• [STATED TASK 1]:
Extract the lines of the records starting with the first line and going on through the line that contains "- radio-no[interactable]: Nein: [47, 362, 92, 376]", both ends included, and repeat them exactly.

• [DOCUMENT SECTION]:
----------------------------------------

Bletchley Park was Britain's best kept secret for over fifty years.

During World War II 12,000 code breakers worked in total secrecy at Bletchley Park. They broke 'unbreakable' German and Japanese codes, providing the Allied Forces with vital information to shorten the war by 2-3 years saving millions of lives on all sides.

Station X was actually the tiny radio room situated under the water tank in the roof of the mansion. The lead pipes boosted the power of the signal. From here, MI6 communicated with it's agents across the world in total secrecy from even the code breakers working underneath. The threat of radio detection finding by German bombers led to it being moved out of Bletchley Park. A network of Y stations were set up with messages relayed to Bletchley Park by land line and despatch rider, perhaps an early version of the world wide web?

It was the brilliance of mathematician, Alan Turing (acknowledged as the father of modern computing), and Post Office Engineer Tommy Flowers that led to the Park becoming home to the world's first programmable electronic computer in 1943. Collectively known as Colossi, these were destroyed on Churchill's orders, and their existence kept secret.

After keeping its secrets for over 50 years, historic Bletchley Park is open to visitors. It has been saved for the nation by the Bletchley Park Trust to become a major international heritage park.

----------------------------------------

• [Collection entries]:
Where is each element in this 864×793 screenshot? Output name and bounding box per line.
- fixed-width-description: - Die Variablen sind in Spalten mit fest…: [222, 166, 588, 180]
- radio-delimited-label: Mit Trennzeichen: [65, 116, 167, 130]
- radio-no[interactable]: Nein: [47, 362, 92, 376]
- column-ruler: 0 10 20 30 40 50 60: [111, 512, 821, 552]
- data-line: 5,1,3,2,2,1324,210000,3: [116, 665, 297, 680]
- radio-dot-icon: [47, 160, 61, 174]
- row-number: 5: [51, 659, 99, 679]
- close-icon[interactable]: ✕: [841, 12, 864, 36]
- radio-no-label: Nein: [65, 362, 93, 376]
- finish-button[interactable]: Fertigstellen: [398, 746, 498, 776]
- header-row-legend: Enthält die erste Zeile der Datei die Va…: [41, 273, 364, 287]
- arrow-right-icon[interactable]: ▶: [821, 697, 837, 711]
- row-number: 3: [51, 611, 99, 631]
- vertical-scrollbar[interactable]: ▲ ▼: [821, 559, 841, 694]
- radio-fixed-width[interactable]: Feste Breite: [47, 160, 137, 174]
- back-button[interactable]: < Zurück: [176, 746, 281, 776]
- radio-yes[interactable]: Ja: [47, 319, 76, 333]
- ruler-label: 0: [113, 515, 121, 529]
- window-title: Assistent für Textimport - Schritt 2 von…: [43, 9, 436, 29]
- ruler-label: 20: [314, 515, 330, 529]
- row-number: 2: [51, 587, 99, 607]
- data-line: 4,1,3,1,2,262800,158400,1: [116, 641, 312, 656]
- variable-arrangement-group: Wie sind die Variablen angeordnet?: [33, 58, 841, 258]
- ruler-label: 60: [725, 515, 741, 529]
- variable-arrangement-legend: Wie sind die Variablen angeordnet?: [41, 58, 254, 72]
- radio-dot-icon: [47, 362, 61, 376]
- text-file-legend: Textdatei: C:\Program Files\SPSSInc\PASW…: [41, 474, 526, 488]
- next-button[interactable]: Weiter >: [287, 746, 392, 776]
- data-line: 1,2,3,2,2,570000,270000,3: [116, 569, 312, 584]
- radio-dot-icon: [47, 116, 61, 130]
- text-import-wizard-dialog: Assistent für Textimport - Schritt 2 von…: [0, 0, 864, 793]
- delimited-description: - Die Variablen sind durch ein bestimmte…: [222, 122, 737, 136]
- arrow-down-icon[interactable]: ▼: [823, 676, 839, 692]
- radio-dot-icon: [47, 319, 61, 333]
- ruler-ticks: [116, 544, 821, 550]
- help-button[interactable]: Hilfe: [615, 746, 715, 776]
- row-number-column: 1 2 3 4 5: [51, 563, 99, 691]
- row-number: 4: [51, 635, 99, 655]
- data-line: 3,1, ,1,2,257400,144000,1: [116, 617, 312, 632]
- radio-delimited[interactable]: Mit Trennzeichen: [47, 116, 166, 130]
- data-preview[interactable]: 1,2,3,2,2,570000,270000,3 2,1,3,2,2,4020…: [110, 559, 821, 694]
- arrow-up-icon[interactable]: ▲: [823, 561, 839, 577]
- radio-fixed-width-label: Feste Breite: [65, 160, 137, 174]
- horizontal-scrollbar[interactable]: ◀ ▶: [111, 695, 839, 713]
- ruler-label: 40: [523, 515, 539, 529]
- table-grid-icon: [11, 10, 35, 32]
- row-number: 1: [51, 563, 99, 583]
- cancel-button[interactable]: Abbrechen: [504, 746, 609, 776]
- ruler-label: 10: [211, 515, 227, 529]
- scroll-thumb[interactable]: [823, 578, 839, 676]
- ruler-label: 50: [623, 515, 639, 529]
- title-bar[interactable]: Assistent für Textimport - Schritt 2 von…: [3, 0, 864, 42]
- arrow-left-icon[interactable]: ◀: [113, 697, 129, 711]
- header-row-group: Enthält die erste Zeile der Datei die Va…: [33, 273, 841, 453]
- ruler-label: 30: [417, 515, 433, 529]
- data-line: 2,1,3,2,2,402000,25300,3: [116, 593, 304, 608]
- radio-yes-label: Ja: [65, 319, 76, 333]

----------------------------------------

• [STATED TASK 2]:
Copy word for word the passage of the Bletchley Park text above, starting with "After keeping its" and going on through "international heritage park.".

• [CORRECT ANSWER 1]:
Where is each element in this 864×793 screenshot? Output name and bounding box per line.
- fixed-width-description: - Die Variablen sind in Spalten mit fest…: [222, 166, 588, 180]
- radio-delimited-label: Mit Trennzeichen: [65, 116, 167, 130]
- radio-no[interactable]: Nein: [47, 362, 92, 376]

• [CORRECT ANSWER 2]:
After keeping its secrets for over 50 years, historic Bletchley Park is open to visitors. It has been saved for the nation by the Bletchley Park Trust to become a major international heritage park.